Problem statement – Change "bounding boxes" to "coordinates" in the material, starting with the line that contains "itemize the components" and going on through the line that contains "copy-id-icon[interactable] bbox=[200, 50, 224, 76]". Give back only those lines, with everything else unchanged.

Supplied data –
***

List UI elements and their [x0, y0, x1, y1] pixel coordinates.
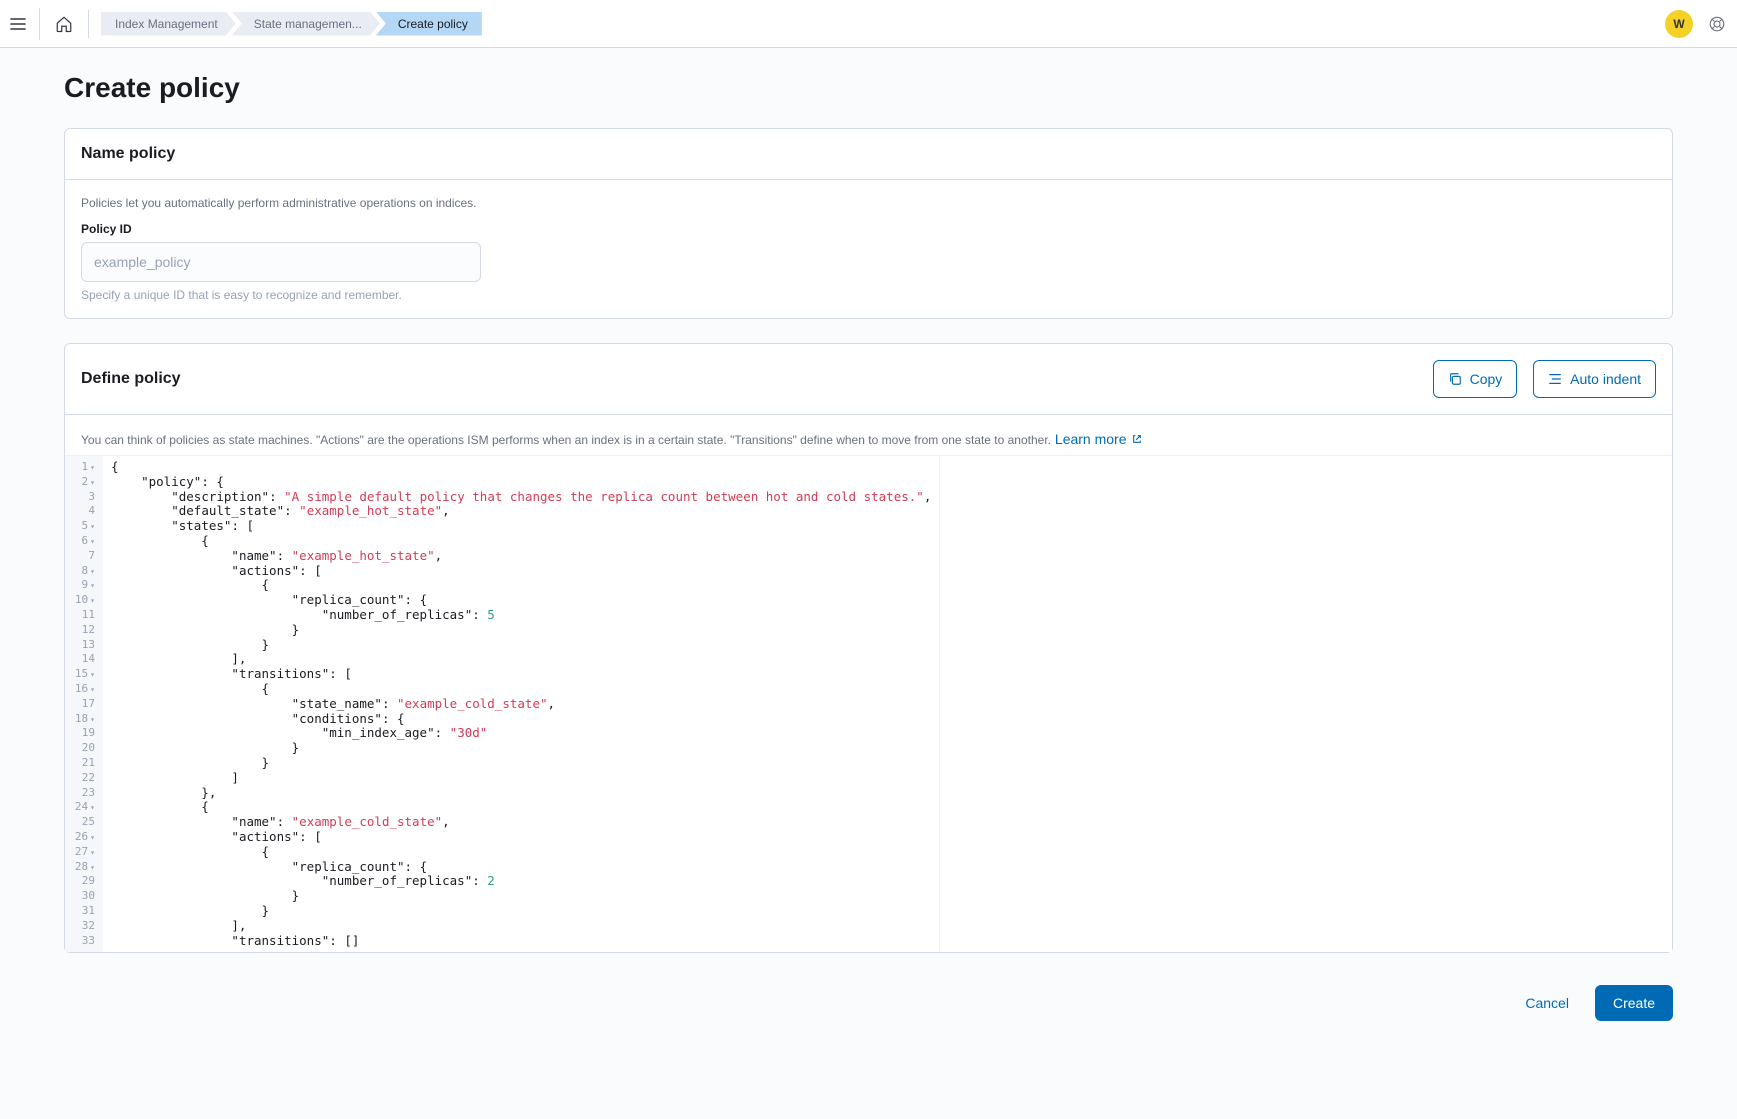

***

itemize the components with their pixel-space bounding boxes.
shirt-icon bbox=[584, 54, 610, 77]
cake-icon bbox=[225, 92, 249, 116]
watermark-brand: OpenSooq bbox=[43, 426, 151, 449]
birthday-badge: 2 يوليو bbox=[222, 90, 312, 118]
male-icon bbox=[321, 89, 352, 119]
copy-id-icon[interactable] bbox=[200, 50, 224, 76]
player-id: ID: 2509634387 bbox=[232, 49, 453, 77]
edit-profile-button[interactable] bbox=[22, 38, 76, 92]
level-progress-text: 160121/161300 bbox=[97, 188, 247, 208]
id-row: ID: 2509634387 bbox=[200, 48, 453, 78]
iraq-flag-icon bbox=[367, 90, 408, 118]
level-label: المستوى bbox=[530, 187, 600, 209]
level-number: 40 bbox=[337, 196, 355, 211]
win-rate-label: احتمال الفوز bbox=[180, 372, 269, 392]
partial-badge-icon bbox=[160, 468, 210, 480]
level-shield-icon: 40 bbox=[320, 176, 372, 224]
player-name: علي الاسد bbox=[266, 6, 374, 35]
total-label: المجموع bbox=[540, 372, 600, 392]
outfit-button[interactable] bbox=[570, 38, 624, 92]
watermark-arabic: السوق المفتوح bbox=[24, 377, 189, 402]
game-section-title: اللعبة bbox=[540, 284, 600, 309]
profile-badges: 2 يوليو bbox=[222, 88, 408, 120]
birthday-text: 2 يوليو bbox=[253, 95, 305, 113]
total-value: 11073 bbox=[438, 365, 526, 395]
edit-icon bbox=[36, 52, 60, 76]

***

Exercise output –
itemize the components with their pixel-space coordinates.
shirt-icon bbox=[584, 54, 610, 77]
cake-icon bbox=[225, 92, 249, 116]
watermark-brand: OpenSooq bbox=[43, 426, 151, 449]
birthday-badge: 2 يوليو bbox=[222, 90, 312, 118]
male-icon bbox=[321, 89, 352, 119]
copy-id-icon[interactable] bbox=[200, 50, 224, 76]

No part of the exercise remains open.